►

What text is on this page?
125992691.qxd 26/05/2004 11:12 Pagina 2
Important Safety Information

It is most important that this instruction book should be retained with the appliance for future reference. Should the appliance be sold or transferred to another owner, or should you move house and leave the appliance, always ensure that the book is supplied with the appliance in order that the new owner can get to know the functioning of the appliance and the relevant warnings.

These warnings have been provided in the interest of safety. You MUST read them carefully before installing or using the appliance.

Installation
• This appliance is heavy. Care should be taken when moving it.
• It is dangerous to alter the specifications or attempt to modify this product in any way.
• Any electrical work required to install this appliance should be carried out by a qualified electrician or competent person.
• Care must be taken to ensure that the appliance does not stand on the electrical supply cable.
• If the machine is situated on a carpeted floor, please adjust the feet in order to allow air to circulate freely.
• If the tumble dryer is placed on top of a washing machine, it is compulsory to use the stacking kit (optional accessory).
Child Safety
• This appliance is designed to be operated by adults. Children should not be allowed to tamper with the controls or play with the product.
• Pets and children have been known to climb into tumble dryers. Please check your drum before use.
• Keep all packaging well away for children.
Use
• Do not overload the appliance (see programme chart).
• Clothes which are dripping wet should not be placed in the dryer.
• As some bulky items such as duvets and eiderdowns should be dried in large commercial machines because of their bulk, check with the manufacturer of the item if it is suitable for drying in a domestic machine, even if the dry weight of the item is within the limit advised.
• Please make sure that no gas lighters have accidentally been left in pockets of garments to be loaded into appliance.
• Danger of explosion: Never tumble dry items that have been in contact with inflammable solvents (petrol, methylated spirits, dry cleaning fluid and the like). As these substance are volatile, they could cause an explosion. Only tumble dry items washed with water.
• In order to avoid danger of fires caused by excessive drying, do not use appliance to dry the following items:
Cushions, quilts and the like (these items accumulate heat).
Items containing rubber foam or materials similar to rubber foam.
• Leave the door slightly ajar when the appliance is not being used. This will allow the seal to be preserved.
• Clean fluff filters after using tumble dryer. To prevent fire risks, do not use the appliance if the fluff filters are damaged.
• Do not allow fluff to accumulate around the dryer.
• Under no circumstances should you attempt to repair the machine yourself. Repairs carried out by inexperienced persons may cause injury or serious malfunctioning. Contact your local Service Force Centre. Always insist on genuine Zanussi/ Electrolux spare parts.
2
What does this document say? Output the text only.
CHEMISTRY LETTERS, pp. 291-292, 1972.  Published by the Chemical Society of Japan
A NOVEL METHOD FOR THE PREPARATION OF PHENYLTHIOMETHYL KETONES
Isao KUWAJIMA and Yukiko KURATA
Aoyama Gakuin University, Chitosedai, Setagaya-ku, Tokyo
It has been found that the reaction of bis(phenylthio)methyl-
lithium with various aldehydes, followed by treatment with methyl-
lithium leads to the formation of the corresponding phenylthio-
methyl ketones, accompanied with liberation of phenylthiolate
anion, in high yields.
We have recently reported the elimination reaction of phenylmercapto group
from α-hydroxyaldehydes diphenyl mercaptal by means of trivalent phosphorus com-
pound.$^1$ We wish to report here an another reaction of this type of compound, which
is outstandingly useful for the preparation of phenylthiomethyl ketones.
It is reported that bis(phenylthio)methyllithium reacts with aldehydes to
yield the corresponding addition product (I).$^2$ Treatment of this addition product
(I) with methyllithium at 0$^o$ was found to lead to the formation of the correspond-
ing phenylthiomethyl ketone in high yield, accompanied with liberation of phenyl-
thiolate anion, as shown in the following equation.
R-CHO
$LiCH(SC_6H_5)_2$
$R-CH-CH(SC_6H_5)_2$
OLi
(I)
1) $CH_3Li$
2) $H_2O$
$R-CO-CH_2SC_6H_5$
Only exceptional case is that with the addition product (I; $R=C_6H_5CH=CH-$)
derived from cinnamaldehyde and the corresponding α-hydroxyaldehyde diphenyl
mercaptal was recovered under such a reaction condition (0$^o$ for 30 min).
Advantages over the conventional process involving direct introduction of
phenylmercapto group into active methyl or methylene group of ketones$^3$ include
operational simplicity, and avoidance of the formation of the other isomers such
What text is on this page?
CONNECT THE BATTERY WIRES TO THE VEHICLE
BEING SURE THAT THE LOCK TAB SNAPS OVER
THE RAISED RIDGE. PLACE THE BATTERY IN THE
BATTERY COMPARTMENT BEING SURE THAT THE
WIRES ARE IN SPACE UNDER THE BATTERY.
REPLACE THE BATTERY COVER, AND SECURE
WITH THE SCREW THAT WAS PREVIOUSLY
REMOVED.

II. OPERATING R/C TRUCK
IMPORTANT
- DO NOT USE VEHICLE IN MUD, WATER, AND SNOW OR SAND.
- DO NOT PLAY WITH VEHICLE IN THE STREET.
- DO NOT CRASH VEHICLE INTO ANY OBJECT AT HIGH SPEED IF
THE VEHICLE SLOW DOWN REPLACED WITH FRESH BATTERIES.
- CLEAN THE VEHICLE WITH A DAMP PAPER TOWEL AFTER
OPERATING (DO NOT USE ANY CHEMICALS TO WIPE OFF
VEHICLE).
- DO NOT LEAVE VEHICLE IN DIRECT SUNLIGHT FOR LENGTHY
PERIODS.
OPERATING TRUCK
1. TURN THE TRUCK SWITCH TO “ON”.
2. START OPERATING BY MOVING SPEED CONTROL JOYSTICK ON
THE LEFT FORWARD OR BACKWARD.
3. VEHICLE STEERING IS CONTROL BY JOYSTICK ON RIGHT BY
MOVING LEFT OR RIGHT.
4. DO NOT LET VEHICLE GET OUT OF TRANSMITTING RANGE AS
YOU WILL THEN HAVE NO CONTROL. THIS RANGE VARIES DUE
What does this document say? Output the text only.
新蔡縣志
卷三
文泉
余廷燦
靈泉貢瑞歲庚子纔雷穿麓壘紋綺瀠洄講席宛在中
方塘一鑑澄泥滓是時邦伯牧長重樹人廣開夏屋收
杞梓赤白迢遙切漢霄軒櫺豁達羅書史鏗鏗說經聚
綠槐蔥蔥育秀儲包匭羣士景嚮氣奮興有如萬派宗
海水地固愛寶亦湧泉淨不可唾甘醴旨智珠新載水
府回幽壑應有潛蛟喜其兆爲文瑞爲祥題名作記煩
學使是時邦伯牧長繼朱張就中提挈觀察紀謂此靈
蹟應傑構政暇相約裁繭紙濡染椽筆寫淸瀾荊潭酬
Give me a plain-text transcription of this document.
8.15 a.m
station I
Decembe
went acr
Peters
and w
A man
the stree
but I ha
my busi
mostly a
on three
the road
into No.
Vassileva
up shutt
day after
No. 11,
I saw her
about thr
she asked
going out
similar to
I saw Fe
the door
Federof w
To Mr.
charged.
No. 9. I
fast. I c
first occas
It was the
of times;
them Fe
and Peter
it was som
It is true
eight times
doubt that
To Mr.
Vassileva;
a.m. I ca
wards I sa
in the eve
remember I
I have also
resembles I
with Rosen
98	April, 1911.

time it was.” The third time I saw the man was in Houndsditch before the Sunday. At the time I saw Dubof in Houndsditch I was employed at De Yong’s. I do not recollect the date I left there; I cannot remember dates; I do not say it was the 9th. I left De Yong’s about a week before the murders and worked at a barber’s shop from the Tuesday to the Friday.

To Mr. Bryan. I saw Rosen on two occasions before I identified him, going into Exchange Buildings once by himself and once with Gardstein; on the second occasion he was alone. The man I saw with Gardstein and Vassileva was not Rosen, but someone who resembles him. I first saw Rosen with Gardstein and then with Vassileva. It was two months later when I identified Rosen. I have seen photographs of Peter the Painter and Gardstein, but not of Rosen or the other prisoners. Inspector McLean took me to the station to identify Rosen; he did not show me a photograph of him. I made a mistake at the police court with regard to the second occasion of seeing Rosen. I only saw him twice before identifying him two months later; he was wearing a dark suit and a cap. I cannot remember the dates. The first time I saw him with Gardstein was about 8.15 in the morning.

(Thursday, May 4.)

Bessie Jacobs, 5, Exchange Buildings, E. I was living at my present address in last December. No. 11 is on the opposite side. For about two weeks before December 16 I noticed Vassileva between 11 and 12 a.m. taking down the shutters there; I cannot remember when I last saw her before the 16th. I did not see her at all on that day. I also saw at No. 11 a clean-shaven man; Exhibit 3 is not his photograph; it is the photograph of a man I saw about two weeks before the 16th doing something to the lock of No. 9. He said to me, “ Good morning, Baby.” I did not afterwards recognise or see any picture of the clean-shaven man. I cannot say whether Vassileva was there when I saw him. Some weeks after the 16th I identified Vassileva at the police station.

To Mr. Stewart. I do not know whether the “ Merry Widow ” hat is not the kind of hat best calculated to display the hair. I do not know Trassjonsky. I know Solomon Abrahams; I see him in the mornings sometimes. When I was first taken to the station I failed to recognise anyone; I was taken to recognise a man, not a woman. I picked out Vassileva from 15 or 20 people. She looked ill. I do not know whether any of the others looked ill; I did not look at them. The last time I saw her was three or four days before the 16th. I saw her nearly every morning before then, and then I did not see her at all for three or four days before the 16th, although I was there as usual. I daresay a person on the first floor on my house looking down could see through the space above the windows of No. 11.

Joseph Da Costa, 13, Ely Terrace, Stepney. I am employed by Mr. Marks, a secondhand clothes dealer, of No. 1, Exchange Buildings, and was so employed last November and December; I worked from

◄

TO DO:
Gather all lines from the records above in which "tumble" appears.

EXPECTED ANSWER:
• If the tumble dryer is placed on top of a washing machine, it is compulsory to use the stacking kit (optional accessory).
• Pets and children have been known to climb into tumble dryers. Please check your drum before use.
• Danger of explosion: Never tumble dry items that have been in contact with inflammable solvents (petrol, methylated spirits, dry cleaning fluid and the like). As these substance are volatile, they could cause an explosion. Only tumble dry items washed with water.
• Clean fluff filters after using tumble dryer. To prevent fire risks, do not use the appliance if the fluff filters are damaged.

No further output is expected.